Dataset records
--------------------------------------------------
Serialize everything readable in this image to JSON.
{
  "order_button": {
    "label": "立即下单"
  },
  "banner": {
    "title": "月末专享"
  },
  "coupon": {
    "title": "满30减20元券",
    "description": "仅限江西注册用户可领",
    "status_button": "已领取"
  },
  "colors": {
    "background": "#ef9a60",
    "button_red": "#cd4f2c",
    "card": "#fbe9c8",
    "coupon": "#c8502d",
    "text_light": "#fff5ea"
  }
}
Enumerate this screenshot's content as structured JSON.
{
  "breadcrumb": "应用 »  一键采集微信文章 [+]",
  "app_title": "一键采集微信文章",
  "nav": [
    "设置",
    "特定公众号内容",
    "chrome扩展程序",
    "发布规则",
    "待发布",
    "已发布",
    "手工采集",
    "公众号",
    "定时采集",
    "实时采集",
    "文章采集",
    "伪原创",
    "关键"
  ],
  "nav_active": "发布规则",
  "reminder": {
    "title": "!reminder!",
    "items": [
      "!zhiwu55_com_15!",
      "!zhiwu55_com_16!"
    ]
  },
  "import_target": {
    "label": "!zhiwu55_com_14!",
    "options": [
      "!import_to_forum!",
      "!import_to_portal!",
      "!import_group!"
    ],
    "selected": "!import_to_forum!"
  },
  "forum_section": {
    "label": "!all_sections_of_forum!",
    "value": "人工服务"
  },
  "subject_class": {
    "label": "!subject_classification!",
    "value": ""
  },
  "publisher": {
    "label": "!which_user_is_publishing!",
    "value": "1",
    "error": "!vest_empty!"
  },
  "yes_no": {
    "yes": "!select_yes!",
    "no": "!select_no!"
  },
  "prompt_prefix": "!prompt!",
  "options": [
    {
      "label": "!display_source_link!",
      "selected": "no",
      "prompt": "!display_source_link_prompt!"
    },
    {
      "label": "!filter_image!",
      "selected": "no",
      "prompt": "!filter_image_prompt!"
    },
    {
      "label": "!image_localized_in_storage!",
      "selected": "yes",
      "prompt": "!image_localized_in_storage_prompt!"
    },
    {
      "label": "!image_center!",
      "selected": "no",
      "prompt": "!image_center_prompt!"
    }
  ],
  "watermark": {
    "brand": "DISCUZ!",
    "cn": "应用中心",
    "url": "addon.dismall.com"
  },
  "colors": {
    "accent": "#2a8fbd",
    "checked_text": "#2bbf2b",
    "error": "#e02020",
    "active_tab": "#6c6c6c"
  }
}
--------------------------------------------------
Copy out the material word for word and line for line.

**Solution to the problem:**
Serialize everything readable in this image to JSON.
{
  "order_button": {
    "label": "立即下单"
  },
  "banner": {
    "title": "月末专享"
  },
  "coupon": {
    "title": "满30减20元券",
    "description": "仅限江西注册用户可领",
    "status_button": "已领取"
  },
  "colors": {
    "background": "#ef9a60",
    "button_red": "#cd4f2c",
    "card": "#fbe9c8",
    "coupon": "#c8502d",
    "text_light": "#fff5ea"
  }
}
Enumerate this screenshot's content as structured JSON.
{
  "breadcrumb": "应用 »  一键采集微信文章 [+]",
  "app_title": "一键采集微信文章",
  "nav": [
    "设置",
    "特定公众号内容",
    "chrome扩展程序",
    "发布规则",
    "待发布",
    "已发布",
    "手工采集",
    "公众号",
    "定时采集",
    "实时采集",
    "文章采集",
    "伪原创",
    "关键"
  ],
  "nav_active": "发布规则",
  "reminder": {
    "title": "!reminder!",
    "items": [
      "!zhiwu55_com_15!",
      "!zhiwu55_com_16!"
    ]
  },
  "import_target": {
    "label": "!zhiwu55_com_14!",
    "options": [
      "!import_to_forum!",
      "!import_to_portal!",
      "!import_group!"
    ],
    "selected": "!import_to_forum!"
  },
  "forum_section": {
    "label": "!all_sections_of_forum!",
    "value": "人工服务"
  },
  "subject_class": {
    "label": "!subject_classification!",
    "value": ""
  },
  "publisher": {
    "label": "!which_user_is_publishing!",
    "value": "1",
    "error": "!vest_empty!"
  },
  "yes_no": {
    "yes": "!select_yes!",
    "no": "!select_no!"
  },
  "prompt_prefix": "!prompt!",
  "options": [
    {
      "label": "!display_source_link!",
      "selected": "no",
      "prompt": "!display_source_link_prompt!"
    },
    {
      "label": "!filter_image!",
      "selected": "no",
      "prompt": "!filter_image_prompt!"
    },
    {
      "label": "!image_localized_in_storage!",
      "selected": "yes",
      "prompt": "!image_localized_in_storage_prompt!"
    },
    {
      "label": "!image_center!",
      "selected": "no",
      "prompt": "!image_center_prompt!"
    }
  ],
  "watermark": {
    "brand": "DISCUZ!",
    "cn": "应用中心",
    "url": "addon.dismall.com"
  },
  "colors": {
    "accent": "#2a8fbd",
    "checked_text": "#2bbf2b",
    "error": "#e02020",
    "active_tab": "#6c6c6c"
  }
}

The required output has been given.